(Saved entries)
START

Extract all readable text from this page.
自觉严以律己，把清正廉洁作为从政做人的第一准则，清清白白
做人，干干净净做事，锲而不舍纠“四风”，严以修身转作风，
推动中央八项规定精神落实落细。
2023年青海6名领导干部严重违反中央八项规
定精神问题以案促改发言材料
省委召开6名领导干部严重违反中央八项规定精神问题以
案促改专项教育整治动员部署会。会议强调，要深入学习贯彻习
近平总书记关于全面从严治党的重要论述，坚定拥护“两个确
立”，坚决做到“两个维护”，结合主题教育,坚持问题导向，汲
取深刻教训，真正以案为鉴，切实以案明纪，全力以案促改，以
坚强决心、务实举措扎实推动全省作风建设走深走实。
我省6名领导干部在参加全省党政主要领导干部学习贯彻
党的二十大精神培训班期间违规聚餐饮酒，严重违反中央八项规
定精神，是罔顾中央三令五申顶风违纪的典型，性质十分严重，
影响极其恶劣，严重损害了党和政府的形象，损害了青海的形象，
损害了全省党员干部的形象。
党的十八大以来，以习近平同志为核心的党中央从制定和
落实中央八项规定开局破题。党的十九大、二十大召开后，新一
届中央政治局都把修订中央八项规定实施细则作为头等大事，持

END
START

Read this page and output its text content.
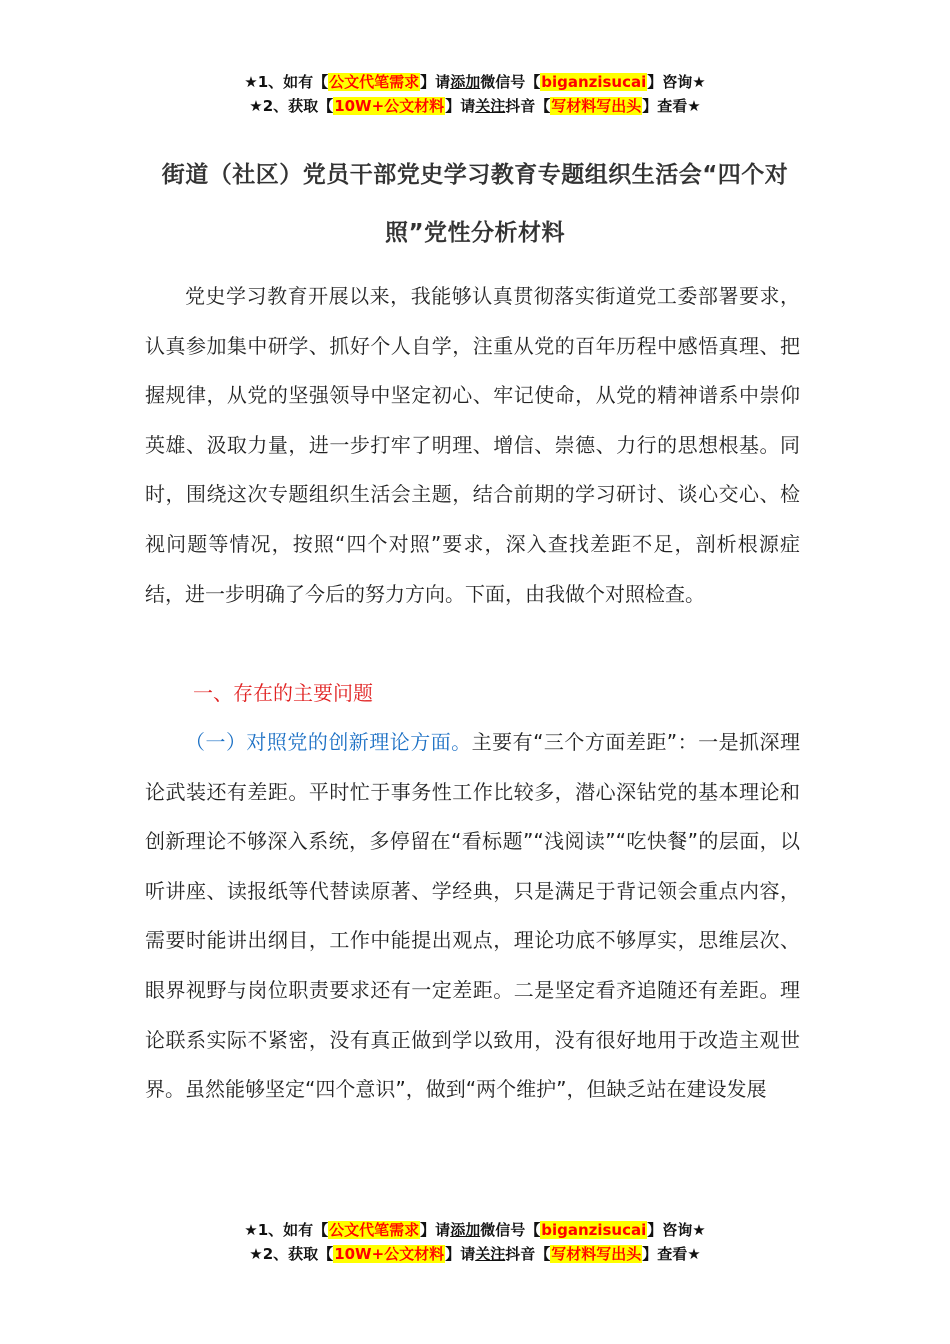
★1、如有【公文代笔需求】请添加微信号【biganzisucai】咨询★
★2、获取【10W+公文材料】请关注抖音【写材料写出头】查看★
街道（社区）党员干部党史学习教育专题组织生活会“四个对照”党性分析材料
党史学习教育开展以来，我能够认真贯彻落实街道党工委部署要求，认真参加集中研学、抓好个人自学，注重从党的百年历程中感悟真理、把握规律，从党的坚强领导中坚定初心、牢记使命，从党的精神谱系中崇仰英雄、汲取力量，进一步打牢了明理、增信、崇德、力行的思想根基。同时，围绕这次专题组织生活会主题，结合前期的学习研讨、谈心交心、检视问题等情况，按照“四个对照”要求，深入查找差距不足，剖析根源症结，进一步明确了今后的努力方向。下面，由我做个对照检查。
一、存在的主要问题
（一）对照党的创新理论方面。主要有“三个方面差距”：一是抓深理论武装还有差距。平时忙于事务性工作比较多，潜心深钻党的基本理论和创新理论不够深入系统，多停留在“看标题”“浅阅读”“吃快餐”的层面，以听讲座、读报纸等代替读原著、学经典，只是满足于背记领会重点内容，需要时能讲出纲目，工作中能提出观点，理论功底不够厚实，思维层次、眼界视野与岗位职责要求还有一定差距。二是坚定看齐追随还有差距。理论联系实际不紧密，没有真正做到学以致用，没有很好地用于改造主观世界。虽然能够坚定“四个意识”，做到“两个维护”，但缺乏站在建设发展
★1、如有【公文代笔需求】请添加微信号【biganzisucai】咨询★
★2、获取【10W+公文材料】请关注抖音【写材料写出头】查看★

END
START

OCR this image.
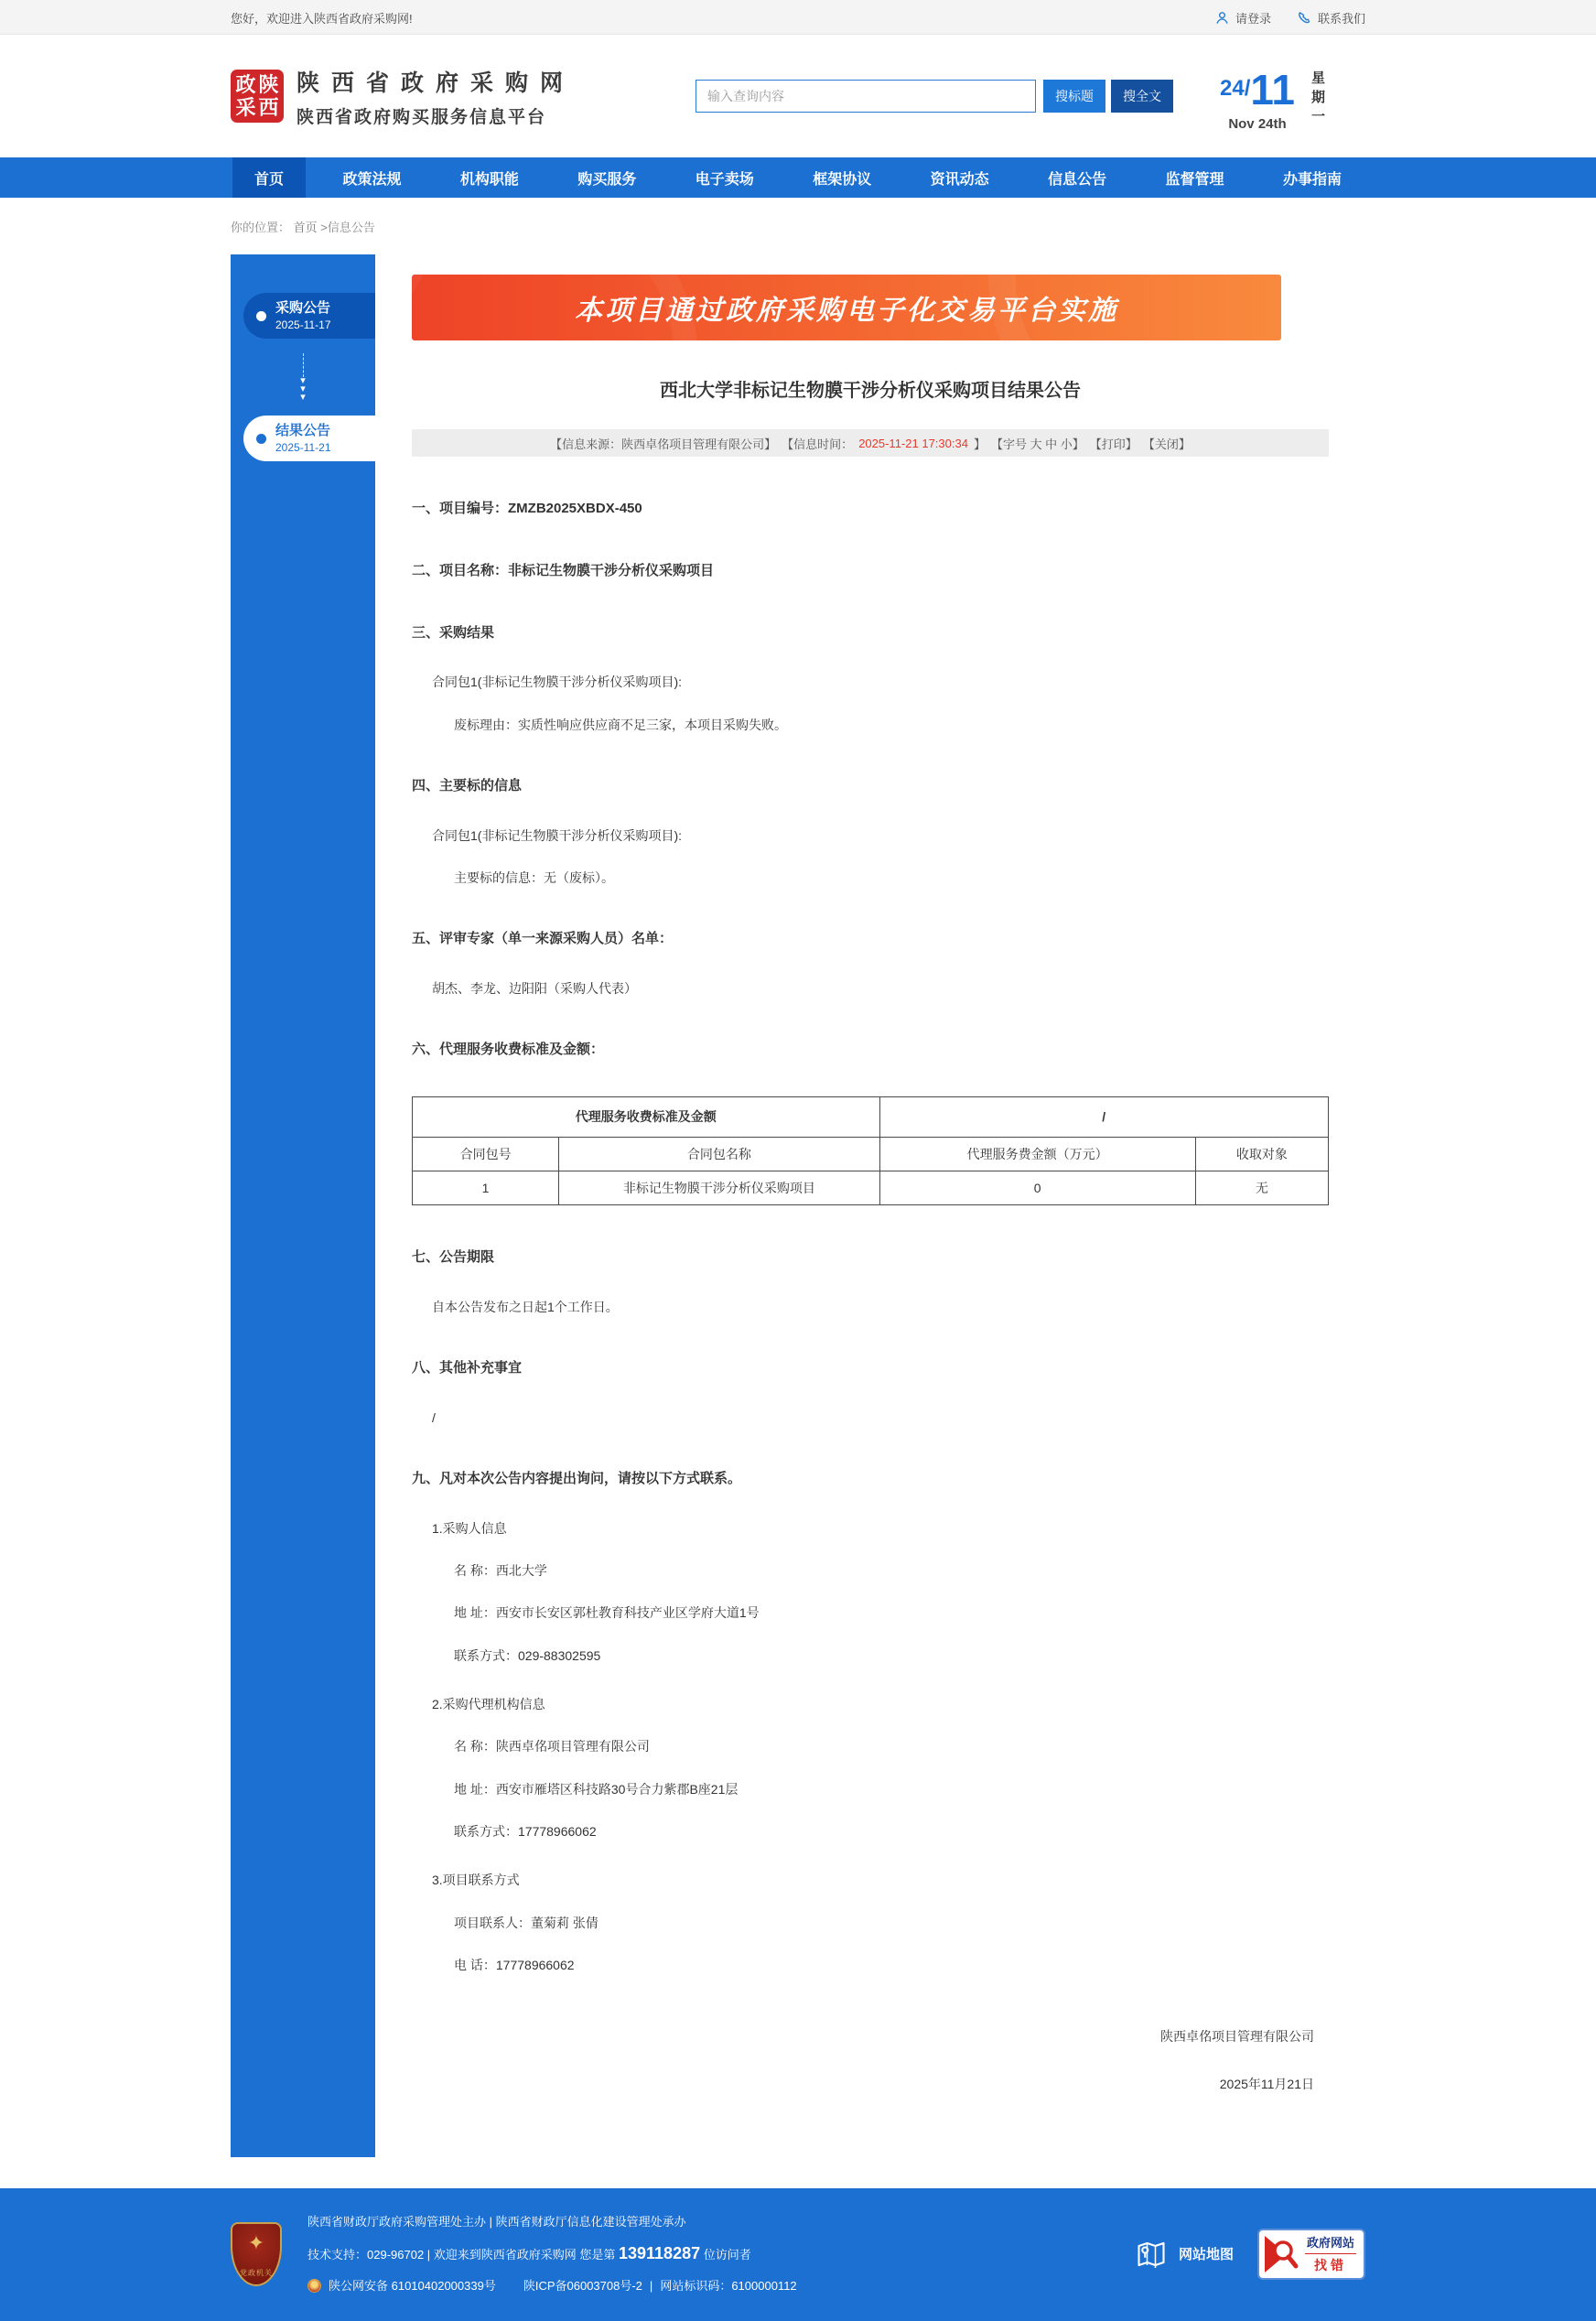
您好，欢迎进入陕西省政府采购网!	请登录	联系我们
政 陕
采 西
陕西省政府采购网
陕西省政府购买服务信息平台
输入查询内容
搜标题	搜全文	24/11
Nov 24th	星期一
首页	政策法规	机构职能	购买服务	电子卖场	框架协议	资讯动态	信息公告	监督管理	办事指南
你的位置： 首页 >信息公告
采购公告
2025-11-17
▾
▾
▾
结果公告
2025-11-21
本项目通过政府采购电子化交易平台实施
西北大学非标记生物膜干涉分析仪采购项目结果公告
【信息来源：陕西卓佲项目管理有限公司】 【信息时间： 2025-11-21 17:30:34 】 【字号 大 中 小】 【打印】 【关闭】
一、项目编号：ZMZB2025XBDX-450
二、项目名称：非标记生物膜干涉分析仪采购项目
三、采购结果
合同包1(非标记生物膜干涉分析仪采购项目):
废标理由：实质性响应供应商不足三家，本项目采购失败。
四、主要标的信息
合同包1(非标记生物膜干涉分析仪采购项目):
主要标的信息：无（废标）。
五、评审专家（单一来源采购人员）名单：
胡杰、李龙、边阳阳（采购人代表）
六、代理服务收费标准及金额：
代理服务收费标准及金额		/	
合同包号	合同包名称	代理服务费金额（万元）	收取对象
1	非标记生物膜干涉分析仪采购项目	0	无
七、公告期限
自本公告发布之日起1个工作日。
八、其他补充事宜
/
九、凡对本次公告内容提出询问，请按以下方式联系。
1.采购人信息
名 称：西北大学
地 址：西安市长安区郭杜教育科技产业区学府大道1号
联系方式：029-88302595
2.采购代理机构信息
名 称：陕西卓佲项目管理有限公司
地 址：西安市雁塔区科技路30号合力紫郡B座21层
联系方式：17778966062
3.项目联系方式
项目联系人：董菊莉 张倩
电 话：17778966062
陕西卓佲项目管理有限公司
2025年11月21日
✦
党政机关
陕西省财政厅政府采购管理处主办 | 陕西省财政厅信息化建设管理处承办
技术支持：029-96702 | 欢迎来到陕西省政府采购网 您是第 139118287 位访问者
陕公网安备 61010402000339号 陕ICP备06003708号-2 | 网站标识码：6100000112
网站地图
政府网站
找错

END

> **What you will do**: State how many lines above include the word "page", and nothing more.

> **Solution for this problem**: 2